> REQUIREMENT
Take every line where the string "Mobile" appears and copy it.

> THE DATA
◇ ◇ ◇ ◇
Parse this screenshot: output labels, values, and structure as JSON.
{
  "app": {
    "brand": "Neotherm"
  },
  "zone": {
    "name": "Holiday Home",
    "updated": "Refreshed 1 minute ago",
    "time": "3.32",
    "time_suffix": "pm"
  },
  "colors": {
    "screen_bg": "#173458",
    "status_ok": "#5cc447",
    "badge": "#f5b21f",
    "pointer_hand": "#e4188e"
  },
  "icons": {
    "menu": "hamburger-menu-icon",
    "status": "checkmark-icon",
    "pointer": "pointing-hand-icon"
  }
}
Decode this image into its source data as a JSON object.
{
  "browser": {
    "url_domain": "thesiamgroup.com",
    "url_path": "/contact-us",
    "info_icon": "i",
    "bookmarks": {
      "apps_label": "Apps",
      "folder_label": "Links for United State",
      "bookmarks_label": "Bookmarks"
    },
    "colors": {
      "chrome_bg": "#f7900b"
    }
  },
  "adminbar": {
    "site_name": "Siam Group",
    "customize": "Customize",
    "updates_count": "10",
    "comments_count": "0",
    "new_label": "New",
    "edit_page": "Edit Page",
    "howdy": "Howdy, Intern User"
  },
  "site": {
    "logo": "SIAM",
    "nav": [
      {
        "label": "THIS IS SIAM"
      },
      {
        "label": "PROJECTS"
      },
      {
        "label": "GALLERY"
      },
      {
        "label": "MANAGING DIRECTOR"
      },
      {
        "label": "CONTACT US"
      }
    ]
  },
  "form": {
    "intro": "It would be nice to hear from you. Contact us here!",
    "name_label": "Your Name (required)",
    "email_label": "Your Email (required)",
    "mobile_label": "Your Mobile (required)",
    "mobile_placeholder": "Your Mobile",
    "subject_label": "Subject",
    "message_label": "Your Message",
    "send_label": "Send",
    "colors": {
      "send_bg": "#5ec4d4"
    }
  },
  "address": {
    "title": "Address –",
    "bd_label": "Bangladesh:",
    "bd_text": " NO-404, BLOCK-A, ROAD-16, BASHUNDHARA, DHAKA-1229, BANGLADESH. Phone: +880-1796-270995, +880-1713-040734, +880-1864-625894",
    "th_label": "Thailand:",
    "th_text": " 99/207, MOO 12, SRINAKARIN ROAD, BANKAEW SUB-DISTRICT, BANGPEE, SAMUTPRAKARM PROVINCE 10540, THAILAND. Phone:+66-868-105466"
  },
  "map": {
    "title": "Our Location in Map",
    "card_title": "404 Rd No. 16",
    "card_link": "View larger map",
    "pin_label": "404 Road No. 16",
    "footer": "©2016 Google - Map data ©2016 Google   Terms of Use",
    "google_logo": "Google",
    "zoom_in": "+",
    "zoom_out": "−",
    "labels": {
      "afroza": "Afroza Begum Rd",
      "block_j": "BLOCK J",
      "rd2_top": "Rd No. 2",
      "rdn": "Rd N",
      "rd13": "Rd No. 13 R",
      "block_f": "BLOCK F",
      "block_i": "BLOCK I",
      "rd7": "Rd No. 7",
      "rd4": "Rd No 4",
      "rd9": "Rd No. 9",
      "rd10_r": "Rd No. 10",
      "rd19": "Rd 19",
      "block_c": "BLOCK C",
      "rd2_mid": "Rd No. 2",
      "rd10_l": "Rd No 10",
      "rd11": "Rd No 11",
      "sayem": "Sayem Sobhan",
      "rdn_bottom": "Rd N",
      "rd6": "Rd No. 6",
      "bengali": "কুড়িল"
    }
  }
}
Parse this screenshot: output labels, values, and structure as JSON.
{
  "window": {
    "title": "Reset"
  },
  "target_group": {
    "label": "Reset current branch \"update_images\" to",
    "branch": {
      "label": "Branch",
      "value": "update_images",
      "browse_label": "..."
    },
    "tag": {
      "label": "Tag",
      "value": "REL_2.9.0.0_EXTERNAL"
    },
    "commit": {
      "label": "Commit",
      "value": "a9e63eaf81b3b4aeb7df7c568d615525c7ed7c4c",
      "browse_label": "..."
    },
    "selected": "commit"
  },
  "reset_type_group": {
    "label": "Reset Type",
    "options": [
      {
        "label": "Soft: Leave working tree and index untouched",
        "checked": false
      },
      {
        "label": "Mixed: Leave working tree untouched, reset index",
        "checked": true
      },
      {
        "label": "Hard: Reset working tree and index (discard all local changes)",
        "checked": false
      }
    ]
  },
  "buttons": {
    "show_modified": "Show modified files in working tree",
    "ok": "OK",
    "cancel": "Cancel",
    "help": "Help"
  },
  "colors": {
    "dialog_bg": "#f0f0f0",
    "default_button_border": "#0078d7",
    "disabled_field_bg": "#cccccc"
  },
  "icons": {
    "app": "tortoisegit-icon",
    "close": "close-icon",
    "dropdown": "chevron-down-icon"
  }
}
◇ ◇ ◇ ◇
> RESULT BELOW
    "mobile_label": "Your Mobile (required)",
    "mobile_placeholder": "Your Mobile",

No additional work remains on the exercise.